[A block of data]
□ □ □
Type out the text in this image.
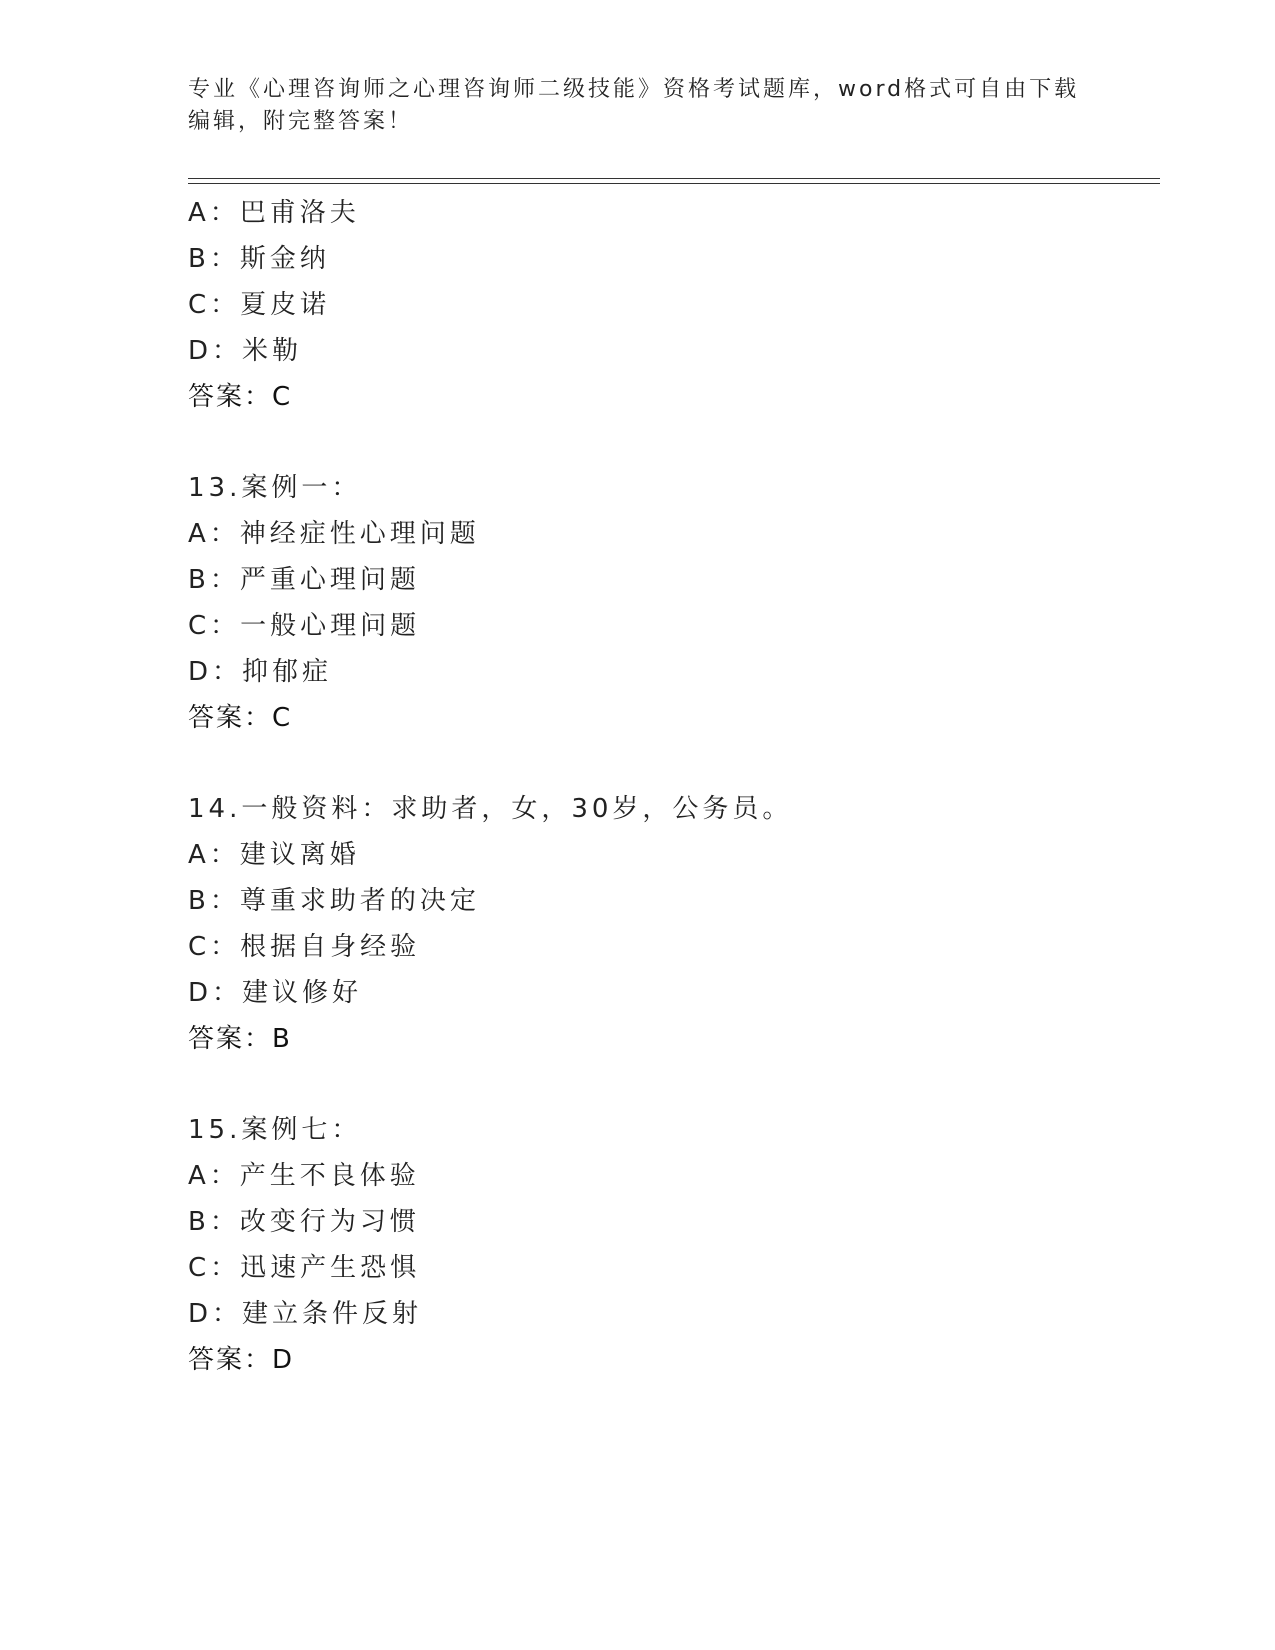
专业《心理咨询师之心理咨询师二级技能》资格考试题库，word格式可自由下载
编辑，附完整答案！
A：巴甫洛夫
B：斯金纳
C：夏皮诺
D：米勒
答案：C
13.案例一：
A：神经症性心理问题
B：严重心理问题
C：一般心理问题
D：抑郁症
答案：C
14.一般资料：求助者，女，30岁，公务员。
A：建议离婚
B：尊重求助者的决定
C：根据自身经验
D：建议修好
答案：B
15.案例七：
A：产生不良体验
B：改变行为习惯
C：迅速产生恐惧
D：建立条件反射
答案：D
□ □ □
* DESCRIPTION OF THE TASK *
Can you retype every record above exactly, leaving out the pictures?

* RIGHT ANSWER *
Type out the text in this image.
专业《心理咨询师之心理咨询师二级技能》资格考试题库，word格式可自由下载
编辑，附完整答案！
A：巴甫洛夫
B：斯金纳
C：夏皮诺
D：米勒
答案：C
13.案例一：
A：神经症性心理问题
B：严重心理问题
C：一般心理问题
D：抑郁症
答案：C
14.一般资料：求助者，女，30岁，公务员。
A：建议离婚
B：尊重求助者的决定
C：根据自身经验
D：建议修好
答案：B
15.案例七：
A：产生不良体验
B：改变行为习惯
C：迅速产生恐惧
D：建立条件反射
答案：D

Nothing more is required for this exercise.